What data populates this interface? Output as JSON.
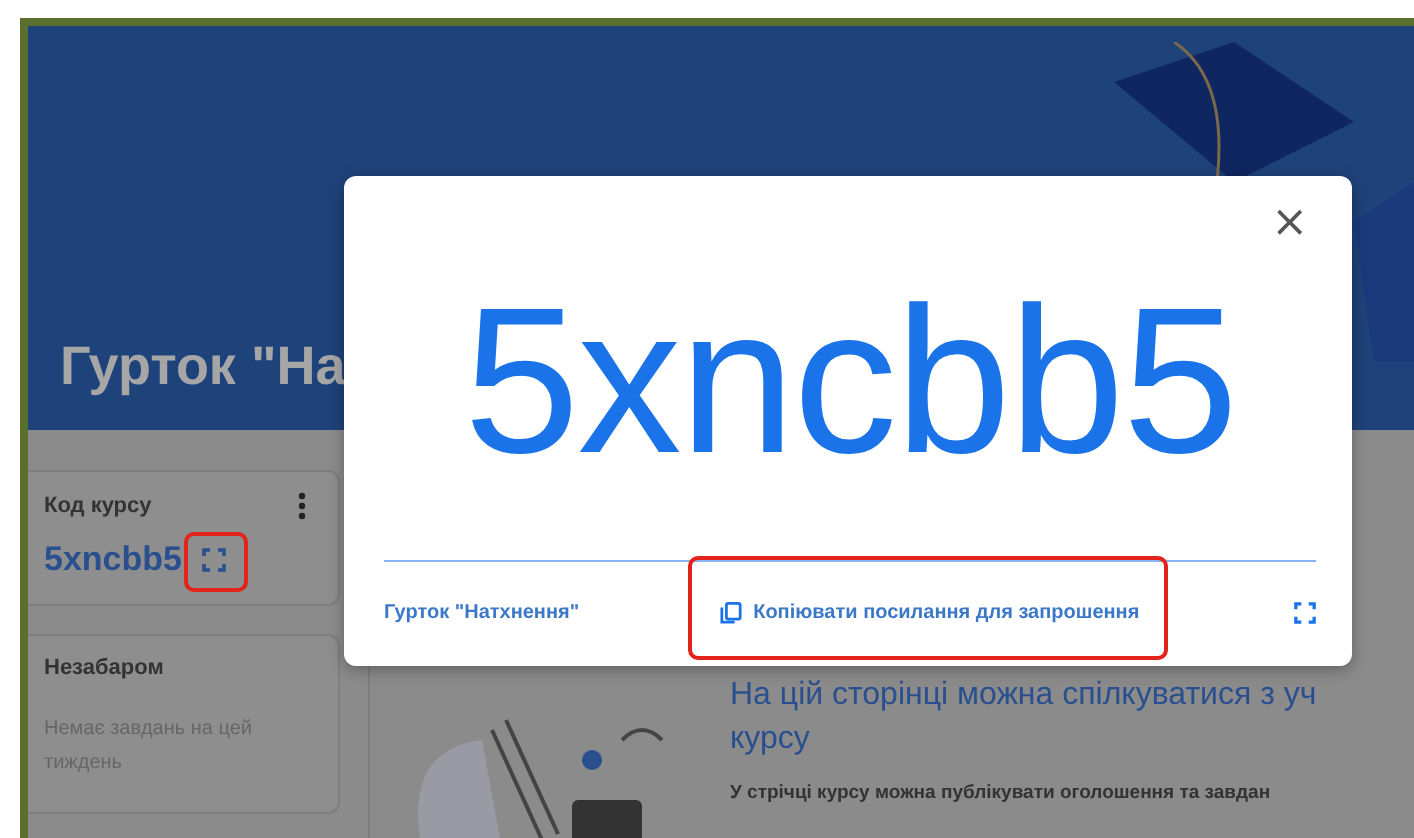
{
  "banner": {
    "title": "Гурток \"На"
  },
  "class_code_card": {
    "label": "Код курсу",
    "code": "5xncbb5",
    "fullscreen_highlighted": true
  },
  "upcoming_card": {
    "title": "Незабаром",
    "text": "Немає завдань на цей тиждень"
  },
  "stream_intro": {
    "heading_lines": [
      "На цій сторінці можна спілкуватися з уч",
      "курсу"
    ],
    "text": "У стрічці курсу можна публікувати оголошення та завдан"
  },
  "dialog": {
    "close": "×",
    "code": "5xncbb5",
    "class_name": "Гурток \"Натхнення\"",
    "copy_link": "Копіювати посилання для запрошення",
    "copy_link_highlighted": true
  }
}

================================

● What the task requires
Images should not appear in the copy; retype the listing above exactly.

● Finished answer
What data populates this interface? Output as JSON.
{
  "banner": {
    "title": "Гурток \"На"
  },
  "class_code_card": {
    "label": "Код курсу",
    "code": "5xncbb5",
    "fullscreen_highlighted": true
  },
  "upcoming_card": {
    "title": "Незабаром",
    "text": "Немає завдань на цей тиждень"
  },
  "stream_intro": {
    "heading_lines": [
      "На цій сторінці можна спілкуватися з уч",
      "курсу"
    ],
    "text": "У стрічці курсу можна публікувати оголошення та завдан"
  },
  "dialog": {
    "close": "×",
    "code": "5xncbb5",
    "class_name": "Гурток \"Натхнення\"",
    "copy_link": "Копіювати посилання для запрошення",
    "copy_link_highlighted": true
  }
}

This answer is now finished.